**Short exercise**
How many lines of these entries include the string "document"? State the number alone.

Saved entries
|---|

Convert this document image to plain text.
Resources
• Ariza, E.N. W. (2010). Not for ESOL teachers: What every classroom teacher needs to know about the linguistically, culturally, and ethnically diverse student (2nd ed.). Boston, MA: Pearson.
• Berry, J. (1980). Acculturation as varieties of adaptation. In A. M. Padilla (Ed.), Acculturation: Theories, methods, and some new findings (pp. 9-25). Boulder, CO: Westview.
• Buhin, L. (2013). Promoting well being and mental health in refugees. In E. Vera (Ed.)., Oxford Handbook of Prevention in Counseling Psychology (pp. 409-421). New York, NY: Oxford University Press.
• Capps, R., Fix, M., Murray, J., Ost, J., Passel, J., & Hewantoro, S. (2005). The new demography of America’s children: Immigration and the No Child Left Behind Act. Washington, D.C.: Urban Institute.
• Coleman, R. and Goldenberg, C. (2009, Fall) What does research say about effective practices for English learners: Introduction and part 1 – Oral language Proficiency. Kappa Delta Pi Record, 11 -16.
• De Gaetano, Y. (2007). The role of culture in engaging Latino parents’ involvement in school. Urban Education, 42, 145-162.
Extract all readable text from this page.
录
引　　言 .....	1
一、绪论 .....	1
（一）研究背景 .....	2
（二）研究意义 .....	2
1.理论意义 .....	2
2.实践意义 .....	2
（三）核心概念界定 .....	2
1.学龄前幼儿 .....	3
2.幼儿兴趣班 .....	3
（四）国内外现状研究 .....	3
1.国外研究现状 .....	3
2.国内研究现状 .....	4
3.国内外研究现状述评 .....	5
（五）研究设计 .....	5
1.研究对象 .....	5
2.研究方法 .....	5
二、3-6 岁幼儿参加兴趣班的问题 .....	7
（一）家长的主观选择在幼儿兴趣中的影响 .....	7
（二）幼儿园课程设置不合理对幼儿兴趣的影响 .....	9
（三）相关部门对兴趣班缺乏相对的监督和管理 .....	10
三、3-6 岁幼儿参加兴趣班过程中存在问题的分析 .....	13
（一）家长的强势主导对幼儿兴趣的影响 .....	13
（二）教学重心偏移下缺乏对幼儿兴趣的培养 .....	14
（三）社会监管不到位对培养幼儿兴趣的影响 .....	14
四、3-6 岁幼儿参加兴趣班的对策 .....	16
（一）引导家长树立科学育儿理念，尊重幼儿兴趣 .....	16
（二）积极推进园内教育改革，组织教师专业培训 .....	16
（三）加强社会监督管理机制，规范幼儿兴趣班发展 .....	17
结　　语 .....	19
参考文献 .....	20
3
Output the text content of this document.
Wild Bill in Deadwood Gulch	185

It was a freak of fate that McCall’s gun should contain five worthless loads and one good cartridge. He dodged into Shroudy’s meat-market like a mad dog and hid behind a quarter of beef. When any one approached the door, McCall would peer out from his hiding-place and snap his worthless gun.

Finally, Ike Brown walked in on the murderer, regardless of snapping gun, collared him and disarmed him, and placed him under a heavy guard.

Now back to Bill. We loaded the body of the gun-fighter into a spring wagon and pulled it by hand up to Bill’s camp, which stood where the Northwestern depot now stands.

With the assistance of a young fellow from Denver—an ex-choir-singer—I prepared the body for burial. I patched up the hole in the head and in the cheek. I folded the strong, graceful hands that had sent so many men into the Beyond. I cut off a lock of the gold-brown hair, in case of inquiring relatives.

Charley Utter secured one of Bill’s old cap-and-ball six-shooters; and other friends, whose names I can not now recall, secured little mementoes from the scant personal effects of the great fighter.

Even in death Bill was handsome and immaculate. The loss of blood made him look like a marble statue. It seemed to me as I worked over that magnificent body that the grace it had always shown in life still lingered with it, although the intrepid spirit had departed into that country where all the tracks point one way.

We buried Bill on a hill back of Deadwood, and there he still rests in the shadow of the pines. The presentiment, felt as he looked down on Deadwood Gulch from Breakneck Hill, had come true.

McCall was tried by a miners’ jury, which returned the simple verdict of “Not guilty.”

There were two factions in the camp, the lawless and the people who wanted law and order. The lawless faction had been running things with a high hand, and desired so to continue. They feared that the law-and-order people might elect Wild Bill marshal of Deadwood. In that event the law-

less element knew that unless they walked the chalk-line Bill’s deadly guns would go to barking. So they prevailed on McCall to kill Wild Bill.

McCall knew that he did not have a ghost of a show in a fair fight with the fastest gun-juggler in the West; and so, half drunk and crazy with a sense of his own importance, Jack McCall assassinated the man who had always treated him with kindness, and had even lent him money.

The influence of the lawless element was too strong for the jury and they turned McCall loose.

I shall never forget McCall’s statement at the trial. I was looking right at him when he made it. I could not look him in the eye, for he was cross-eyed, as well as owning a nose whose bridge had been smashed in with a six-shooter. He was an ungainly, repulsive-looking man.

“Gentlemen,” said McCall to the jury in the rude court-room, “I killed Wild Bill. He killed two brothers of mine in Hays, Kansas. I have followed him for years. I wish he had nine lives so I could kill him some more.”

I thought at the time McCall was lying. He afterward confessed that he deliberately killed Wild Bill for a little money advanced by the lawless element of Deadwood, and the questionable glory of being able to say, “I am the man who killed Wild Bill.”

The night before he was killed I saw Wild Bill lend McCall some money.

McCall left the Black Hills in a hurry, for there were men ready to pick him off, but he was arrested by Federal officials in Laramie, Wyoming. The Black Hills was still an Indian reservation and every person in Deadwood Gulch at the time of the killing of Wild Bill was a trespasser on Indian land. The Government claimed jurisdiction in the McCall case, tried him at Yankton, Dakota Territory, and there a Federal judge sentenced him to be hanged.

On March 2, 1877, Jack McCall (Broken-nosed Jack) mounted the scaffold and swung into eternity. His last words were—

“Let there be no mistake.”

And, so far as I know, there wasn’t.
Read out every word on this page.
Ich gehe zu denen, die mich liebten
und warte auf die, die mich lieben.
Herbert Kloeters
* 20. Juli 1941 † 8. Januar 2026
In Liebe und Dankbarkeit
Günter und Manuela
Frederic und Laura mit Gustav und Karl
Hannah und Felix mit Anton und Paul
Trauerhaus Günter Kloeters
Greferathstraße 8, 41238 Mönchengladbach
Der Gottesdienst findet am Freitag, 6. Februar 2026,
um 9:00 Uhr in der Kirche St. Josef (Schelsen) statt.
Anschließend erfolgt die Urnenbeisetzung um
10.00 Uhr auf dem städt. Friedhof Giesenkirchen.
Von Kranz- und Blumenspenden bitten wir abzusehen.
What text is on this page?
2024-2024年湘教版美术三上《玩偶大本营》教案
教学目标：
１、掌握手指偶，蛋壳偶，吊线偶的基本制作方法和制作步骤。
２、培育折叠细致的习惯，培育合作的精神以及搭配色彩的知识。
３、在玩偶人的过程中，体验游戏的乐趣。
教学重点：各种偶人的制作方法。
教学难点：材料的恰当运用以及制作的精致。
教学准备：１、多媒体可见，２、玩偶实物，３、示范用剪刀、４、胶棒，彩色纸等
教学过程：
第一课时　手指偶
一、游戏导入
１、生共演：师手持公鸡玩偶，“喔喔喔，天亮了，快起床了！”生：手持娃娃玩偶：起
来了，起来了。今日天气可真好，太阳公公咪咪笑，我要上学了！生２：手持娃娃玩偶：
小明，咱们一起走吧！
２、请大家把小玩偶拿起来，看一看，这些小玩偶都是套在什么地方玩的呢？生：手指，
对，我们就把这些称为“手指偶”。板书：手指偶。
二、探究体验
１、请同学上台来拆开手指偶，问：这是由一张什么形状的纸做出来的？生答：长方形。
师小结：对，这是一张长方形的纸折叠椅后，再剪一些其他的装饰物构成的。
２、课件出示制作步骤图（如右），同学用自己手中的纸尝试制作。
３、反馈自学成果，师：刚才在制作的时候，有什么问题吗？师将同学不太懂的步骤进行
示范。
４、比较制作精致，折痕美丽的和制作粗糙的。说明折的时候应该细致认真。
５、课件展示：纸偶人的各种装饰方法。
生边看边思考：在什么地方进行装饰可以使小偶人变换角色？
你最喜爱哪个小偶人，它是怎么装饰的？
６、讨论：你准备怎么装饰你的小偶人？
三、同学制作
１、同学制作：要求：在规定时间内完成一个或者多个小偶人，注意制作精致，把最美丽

|---|

**Complete output**
2